**What you are asked to do:**
Only the lines from the one containing "Output the text content of this document." through the last line below should be written out, exactly and with both ends kept.

**Provided information:**
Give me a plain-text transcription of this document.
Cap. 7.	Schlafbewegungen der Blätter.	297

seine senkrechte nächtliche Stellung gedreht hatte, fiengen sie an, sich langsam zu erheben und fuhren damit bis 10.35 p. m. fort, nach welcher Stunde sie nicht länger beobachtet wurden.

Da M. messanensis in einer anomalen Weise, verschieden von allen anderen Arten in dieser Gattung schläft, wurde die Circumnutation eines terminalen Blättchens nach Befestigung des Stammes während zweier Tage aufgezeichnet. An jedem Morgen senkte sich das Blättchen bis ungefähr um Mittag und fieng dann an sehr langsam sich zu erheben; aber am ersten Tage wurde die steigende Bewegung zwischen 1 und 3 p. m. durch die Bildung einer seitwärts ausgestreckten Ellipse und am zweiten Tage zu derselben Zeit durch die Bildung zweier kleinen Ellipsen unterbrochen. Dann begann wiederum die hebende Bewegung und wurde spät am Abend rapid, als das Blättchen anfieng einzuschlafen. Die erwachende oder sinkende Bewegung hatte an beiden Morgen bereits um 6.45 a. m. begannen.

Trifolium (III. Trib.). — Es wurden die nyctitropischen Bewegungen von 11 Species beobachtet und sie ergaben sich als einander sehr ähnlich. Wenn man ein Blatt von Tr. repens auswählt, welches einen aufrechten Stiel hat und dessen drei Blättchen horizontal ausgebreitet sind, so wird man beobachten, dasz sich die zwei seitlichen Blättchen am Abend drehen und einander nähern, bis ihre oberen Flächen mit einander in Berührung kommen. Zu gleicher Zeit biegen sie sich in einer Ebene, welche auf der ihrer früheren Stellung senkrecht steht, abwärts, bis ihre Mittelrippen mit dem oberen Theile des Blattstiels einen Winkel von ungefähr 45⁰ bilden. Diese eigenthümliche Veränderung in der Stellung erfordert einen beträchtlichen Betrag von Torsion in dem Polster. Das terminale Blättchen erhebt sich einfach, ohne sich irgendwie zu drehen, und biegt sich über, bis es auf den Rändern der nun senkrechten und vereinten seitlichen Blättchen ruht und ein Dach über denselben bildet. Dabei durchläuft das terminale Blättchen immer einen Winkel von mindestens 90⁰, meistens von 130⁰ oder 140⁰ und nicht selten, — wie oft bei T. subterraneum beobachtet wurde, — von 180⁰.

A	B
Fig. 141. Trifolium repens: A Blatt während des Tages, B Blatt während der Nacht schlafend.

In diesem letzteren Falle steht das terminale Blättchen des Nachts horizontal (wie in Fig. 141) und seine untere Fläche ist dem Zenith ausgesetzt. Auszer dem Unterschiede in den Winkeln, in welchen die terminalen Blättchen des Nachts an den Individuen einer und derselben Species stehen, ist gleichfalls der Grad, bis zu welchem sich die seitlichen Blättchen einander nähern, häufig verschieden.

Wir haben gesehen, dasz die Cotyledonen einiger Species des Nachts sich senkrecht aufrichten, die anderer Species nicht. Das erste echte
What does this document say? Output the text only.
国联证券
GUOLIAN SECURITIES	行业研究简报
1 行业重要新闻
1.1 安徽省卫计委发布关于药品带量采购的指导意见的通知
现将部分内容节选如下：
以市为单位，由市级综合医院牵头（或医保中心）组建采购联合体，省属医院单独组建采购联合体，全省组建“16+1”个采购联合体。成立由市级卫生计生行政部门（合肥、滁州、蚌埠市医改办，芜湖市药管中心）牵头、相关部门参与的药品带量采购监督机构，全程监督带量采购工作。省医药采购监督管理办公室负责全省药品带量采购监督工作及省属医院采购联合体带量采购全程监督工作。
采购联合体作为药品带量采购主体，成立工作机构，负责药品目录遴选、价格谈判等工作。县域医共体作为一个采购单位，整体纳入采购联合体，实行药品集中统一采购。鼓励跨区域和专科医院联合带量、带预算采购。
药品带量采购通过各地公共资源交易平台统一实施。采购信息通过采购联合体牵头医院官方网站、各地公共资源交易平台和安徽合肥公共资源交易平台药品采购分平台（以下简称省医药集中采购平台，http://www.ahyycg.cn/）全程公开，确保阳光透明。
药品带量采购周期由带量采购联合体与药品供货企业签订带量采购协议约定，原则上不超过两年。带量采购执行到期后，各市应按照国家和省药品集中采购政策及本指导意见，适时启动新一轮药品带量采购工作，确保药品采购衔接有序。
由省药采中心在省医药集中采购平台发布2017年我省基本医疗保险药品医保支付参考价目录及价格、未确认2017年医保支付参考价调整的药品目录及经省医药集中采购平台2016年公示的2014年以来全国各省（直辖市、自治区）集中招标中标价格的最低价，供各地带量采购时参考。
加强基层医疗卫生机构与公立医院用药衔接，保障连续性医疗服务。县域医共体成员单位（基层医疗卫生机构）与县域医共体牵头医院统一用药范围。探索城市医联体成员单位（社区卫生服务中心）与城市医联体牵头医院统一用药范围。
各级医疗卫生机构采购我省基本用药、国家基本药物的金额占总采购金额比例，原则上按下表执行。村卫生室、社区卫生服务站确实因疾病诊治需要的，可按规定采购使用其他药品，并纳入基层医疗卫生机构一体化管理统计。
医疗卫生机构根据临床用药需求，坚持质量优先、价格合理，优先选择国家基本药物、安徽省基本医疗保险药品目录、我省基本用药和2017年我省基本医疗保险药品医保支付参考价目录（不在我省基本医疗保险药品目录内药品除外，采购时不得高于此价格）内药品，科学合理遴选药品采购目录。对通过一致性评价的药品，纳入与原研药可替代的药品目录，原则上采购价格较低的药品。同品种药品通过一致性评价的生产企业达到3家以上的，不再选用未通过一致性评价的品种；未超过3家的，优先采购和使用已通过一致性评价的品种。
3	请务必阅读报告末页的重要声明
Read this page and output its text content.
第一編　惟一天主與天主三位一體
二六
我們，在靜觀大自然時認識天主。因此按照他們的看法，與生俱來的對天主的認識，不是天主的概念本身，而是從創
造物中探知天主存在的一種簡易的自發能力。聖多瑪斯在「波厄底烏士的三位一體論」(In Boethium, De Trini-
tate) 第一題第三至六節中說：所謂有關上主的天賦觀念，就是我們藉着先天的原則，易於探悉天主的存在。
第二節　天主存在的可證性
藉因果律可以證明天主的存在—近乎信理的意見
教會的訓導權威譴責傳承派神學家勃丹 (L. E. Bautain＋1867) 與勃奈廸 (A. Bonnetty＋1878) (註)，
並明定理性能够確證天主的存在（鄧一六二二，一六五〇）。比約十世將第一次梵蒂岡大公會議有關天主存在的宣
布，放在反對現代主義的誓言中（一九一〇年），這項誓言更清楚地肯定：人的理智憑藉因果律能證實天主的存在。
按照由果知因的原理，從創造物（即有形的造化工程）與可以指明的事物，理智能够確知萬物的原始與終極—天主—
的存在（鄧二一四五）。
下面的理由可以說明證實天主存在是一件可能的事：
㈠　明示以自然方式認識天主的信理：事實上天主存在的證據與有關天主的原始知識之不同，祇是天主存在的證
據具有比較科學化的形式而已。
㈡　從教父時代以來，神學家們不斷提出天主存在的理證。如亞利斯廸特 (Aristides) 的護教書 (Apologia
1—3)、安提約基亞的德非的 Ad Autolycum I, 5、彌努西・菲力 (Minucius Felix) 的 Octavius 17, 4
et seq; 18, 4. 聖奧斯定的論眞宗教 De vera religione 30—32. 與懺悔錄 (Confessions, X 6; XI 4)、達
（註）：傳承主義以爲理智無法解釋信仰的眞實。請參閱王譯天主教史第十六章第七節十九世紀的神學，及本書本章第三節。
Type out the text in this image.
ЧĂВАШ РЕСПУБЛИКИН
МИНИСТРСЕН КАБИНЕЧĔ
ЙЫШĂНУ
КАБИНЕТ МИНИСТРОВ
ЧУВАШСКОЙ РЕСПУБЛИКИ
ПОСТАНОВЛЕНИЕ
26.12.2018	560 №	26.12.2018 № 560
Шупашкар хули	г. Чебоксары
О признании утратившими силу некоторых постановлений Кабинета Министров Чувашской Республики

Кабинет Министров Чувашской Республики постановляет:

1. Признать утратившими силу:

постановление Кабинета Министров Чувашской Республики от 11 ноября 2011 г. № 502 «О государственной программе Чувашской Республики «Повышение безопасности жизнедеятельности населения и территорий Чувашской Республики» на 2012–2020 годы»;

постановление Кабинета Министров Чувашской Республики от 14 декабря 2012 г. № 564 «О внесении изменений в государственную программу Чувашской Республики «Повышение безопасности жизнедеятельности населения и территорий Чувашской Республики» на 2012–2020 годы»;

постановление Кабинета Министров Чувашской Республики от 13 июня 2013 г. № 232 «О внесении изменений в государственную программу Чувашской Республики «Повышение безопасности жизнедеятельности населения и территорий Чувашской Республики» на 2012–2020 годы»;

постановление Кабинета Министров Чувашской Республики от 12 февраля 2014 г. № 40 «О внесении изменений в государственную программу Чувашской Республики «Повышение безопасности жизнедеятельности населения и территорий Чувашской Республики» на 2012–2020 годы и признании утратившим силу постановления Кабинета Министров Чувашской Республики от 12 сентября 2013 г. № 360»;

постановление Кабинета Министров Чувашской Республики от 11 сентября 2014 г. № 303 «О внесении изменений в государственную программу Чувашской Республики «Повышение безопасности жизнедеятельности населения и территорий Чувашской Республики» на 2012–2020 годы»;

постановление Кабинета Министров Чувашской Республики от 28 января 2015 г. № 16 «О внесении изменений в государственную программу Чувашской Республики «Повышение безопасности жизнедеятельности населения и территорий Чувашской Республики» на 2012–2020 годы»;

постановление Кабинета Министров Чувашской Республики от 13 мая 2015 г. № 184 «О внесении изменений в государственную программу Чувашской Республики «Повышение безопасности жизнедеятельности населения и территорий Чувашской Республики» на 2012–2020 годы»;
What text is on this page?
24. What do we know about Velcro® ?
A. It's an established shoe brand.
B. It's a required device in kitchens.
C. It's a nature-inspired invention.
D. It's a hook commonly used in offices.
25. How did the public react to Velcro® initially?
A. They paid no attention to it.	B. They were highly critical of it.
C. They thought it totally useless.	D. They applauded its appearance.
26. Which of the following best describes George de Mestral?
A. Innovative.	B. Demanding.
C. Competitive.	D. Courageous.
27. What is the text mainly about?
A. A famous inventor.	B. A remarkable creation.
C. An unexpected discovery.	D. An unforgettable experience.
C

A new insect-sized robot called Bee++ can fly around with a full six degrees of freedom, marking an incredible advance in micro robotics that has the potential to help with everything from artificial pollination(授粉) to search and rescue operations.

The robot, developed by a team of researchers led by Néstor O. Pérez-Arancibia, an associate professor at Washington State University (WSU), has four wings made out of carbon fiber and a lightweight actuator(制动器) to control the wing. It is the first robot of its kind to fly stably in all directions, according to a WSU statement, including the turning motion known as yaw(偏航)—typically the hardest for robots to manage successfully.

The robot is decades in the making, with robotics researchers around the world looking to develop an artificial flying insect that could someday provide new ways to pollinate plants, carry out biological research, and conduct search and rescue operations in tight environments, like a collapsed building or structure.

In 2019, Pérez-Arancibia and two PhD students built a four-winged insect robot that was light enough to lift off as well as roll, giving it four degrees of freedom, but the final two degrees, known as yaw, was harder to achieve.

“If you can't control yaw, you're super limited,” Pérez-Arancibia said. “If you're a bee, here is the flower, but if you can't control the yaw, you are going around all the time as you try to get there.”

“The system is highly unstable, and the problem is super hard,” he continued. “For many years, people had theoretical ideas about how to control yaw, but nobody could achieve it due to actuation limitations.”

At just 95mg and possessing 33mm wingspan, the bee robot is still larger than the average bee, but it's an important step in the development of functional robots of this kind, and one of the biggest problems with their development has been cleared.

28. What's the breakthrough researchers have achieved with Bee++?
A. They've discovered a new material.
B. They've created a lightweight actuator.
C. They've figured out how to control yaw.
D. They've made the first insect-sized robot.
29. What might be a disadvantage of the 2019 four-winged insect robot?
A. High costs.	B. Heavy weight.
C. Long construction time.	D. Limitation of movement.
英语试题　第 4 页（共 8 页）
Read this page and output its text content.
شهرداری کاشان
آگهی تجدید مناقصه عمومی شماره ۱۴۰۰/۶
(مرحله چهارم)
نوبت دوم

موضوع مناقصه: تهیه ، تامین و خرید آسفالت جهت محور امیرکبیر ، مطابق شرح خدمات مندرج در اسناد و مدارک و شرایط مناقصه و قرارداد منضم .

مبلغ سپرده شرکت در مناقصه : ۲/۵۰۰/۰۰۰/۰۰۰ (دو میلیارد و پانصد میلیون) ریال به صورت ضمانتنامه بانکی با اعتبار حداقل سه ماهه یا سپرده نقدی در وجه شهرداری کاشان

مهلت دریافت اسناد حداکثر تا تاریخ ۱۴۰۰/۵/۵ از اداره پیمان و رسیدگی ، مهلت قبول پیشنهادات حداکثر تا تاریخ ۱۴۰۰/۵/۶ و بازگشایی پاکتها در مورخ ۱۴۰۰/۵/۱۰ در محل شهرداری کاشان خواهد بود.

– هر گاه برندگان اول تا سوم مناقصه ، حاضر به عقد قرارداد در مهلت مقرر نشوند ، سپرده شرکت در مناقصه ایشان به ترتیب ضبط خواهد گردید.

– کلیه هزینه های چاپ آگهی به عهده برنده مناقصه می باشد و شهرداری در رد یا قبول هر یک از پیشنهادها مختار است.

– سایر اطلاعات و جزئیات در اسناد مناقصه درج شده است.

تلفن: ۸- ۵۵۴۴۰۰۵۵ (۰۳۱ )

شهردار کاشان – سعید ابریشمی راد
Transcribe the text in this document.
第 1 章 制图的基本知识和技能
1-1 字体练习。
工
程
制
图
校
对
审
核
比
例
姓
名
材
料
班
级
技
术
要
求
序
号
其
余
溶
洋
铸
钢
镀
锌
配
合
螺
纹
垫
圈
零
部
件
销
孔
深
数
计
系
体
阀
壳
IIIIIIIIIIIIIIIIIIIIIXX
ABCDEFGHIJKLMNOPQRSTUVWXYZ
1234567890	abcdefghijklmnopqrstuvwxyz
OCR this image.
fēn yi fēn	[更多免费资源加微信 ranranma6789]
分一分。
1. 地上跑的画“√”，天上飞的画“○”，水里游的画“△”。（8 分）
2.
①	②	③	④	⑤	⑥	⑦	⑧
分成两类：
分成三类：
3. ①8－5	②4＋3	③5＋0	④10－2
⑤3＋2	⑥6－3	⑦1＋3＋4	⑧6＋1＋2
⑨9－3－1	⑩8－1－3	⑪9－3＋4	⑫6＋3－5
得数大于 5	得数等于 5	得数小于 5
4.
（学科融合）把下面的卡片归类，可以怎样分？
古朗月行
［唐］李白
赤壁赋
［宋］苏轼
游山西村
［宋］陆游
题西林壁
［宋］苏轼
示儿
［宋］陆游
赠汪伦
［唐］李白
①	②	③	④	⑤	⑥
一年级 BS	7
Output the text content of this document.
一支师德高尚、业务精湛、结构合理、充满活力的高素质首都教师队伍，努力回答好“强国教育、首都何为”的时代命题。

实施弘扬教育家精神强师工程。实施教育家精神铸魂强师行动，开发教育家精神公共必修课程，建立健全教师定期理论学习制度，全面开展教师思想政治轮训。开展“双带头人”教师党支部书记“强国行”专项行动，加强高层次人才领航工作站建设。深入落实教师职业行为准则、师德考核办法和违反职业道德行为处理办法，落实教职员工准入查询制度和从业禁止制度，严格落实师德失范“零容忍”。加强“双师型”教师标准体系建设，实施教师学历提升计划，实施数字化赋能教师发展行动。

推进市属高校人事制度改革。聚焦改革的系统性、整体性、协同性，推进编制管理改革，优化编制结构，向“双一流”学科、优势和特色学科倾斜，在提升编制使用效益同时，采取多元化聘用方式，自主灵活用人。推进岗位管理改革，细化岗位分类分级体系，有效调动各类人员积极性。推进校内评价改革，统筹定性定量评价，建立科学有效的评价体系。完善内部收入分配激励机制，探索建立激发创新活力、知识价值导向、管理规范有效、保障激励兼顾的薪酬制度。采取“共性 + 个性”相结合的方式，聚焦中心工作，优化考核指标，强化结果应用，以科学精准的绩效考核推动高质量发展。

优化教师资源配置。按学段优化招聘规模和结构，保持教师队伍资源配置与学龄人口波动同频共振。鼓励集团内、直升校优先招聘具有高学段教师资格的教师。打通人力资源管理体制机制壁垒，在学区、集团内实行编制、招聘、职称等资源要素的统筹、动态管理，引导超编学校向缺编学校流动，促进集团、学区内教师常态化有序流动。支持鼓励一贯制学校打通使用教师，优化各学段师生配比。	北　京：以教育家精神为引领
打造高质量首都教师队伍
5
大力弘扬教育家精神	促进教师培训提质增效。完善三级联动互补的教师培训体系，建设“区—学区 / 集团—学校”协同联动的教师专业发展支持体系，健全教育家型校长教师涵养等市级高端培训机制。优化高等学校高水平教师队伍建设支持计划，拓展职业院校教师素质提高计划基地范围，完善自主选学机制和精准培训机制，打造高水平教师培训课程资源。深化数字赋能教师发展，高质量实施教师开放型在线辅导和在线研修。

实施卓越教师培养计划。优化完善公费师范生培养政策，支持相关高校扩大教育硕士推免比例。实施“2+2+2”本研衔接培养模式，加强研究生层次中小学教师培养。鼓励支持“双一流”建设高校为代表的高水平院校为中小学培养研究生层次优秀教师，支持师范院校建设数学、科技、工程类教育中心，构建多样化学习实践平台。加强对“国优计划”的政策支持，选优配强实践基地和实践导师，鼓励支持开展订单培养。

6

**Answer for this exercise:**
Output the text content of this document.
一支师德高尚、业务精湛、结构合理、充满活力的高素质首都教师队伍，努力回答好“强国教育、首都何为”的时代命题。

实施弘扬教育家精神强师工程。实施教育家精神铸魂强师行动，开发教育家精神公共必修课程，建立健全教师定期理论学习制度，全面开展教师思想政治轮训。开展“双带头人”教师党支部书记“强国行”专项行动，加强高层次人才领航工作站建设。深入落实教师职业行为准则、师德考核办法和违反职业道德行为处理办法，落实教职员工准入查询制度和从业禁止制度，严格落实师德失范“零容忍”。加强“双师型”教师标准体系建设，实施教师学历提升计划，实施数字化赋能教师发展行动。

推进市属高校人事制度改革。聚焦改革的系统性、整体性、协同性，推进编制管理改革，优化编制结构，向“双一流”学科、优势和特色学科倾斜，在提升编制使用效益同时，采取多元化聘用方式，自主灵活用人。推进岗位管理改革，细化岗位分类分级体系，有效调动各类人员积极性。推进校内评价改革，统筹定性定量评价，建立科学有效的评价体系。完善内部收入分配激励机制，探索建立激发创新活力、知识价值导向、管理规范有效、保障激励兼顾的薪酬制度。采取“共性 + 个性”相结合的方式，聚焦中心工作，优化考核指标，强化结果应用，以科学精准的绩效考核推动高质量发展。

优化教师资源配置。按学段优化招聘规模和结构，保持教师队伍资源配置与学龄人口波动同频共振。鼓励集团内、直升校优先招聘具有高学段教师资格的教师。打通人力资源管理体制机制壁垒，在学区、集团内实行编制、招聘、职称等资源要素的统筹、动态管理，引导超编学校向缺编学校流动，促进集团、学区内教师常态化有序流动。支持鼓励一贯制学校打通使用教师，优化各学段师生配比。	北　京：以教育家精神为引领
打造高质量首都教师队伍
5
大力弘扬教育家精神	促进教师培训提质增效。完善三级联动互补的教师培训体系，建设“区—学区 / 集团—学校”协同联动的教师专业发展支持体系，健全教育家型校长教师涵养等市级高端培训机制。优化高等学校高水平教师队伍建设支持计划，拓展职业院校教师素质提高计划基地范围，完善自主选学机制和精准培训机制，打造高水平教师培训课程资源。深化数字赋能教师发展，高质量实施教师开放型在线辅导和在线研修。

实施卓越教师培养计划。优化完善公费师范生培养政策，支持相关高校扩大教育硕士推免比例。实施“2+2+2”本研衔接培养模式，加强研究生层次中小学教师培养。鼓励支持“双一流”建设高校为代表的高水平院校为中小学培养研究生层次优秀教师，支持师范院校建设数学、科技、工程类教育中心，构建多样化学习实践平台。加强对“国优计划”的政策支持，选优配强实践基地和实践导师，鼓励支持开展订单培养。

6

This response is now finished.